• Record extracts
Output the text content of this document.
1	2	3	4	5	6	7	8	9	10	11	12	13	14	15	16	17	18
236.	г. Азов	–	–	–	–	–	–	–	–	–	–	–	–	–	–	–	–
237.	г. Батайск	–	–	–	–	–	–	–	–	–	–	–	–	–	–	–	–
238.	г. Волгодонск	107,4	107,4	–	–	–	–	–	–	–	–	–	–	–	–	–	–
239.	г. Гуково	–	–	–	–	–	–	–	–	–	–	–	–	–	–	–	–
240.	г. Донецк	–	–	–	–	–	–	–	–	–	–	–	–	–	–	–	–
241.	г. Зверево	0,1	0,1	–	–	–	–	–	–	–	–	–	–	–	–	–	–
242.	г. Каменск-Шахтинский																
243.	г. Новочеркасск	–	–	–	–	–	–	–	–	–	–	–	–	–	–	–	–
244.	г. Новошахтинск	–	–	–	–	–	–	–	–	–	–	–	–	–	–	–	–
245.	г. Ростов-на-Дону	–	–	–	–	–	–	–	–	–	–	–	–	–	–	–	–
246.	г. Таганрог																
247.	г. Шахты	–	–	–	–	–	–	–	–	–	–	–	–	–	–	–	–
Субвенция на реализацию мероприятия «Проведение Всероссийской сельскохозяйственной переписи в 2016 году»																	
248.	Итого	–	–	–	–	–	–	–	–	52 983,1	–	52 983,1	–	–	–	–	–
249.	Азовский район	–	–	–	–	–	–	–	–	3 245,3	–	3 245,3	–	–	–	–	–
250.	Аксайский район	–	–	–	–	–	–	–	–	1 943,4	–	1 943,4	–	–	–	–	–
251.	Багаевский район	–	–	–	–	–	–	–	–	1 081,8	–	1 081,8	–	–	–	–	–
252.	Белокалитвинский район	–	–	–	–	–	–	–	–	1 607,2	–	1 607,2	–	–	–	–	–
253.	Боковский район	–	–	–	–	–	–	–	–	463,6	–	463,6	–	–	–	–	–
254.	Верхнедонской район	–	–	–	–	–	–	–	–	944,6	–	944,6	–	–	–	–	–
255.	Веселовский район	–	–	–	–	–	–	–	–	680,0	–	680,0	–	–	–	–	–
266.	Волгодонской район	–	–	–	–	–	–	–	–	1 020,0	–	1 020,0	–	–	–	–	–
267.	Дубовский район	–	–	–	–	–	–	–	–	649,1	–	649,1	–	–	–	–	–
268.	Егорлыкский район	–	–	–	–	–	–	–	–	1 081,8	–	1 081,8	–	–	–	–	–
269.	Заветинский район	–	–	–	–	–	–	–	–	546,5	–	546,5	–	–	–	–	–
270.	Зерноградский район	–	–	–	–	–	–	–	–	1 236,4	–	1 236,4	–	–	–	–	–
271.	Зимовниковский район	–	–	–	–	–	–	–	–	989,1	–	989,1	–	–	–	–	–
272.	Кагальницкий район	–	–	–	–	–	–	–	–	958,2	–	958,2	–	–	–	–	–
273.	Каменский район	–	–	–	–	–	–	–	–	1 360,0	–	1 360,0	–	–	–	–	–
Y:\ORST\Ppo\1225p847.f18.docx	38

• Instructions to follow
Take the entries and copy them out exactly.

• Complete answer
Output the text content of this document.
1	2	3	4	5	6	7	8	9	10	11	12	13	14	15	16	17	18
236.	г. Азов	–	–	–	–	–	–	–	–	–	–	–	–	–	–	–	–
237.	г. Батайск	–	–	–	–	–	–	–	–	–	–	–	–	–	–	–	–
238.	г. Волгодонск	107,4	107,4	–	–	–	–	–	–	–	–	–	–	–	–	–	–
239.	г. Гуково	–	–	–	–	–	–	–	–	–	–	–	–	–	–	–	–
240.	г. Донецк	–	–	–	–	–	–	–	–	–	–	–	–	–	–	–	–
241.	г. Зверево	0,1	0,1	–	–	–	–	–	–	–	–	–	–	–	–	–	–
242.	г. Каменск-Шахтинский																
243.	г. Новочеркасск	–	–	–	–	–	–	–	–	–	–	–	–	–	–	–	–
244.	г. Новошахтинск	–	–	–	–	–	–	–	–	–	–	–	–	–	–	–	–
245.	г. Ростов-на-Дону	–	–	–	–	–	–	–	–	–	–	–	–	–	–	–	–
246.	г. Таганрог																
247.	г. Шахты	–	–	–	–	–	–	–	–	–	–	–	–	–	–	–	–
Субвенция на реализацию мероприятия «Проведение Всероссийской сельскохозяйственной переписи в 2016 году»																	
248.	Итого	–	–	–	–	–	–	–	–	52 983,1	–	52 983,1	–	–	–	–	–
249.	Азовский район	–	–	–	–	–	–	–	–	3 245,3	–	3 245,3	–	–	–	–	–
250.	Аксайский район	–	–	–	–	–	–	–	–	1 943,4	–	1 943,4	–	–	–	–	–
251.	Багаевский район	–	–	–	–	–	–	–	–	1 081,8	–	1 081,8	–	–	–	–	–
252.	Белокалитвинский район	–	–	–	–	–	–	–	–	1 607,2	–	1 607,2	–	–	–	–	–
253.	Боковский район	–	–	–	–	–	–	–	–	463,6	–	463,6	–	–	–	–	–
254.	Верхнедонской район	–	–	–	–	–	–	–	–	944,6	–	944,6	–	–	–	–	–
255.	Веселовский район	–	–	–	–	–	–	–	–	680,0	–	680,0	–	–	–	–	–
266.	Волгодонской район	–	–	–	–	–	–	–	–	1 020,0	–	1 020,0	–	–	–	–	–
267.	Дубовский район	–	–	–	–	–	–	–	–	649,1	–	649,1	–	–	–	–	–
268.	Егорлыкский район	–	–	–	–	–	–	–	–	1 081,8	–	1 081,8	–	–	–	–	–
269.	Заветинский район	–	–	–	–	–	–	–	–	546,5	–	546,5	–	–	–	–	–
270.	Зерноградский район	–	–	–	–	–	–	–	–	1 236,4	–	1 236,4	–	–	–	–	–
271.	Зимовниковский район	–	–	–	–	–	–	–	–	989,1	–	989,1	–	–	–	–	–
272.	Кагальницкий район	–	–	–	–	–	–	–	–	958,2	–	958,2	–	–	–	–	–
273.	Каменский район	–	–	–	–	–	–	–	–	1 360,0	–	1 360,0	–	–	–	–	–
Y:\ORST\Ppo\1225p847.f18.docx	38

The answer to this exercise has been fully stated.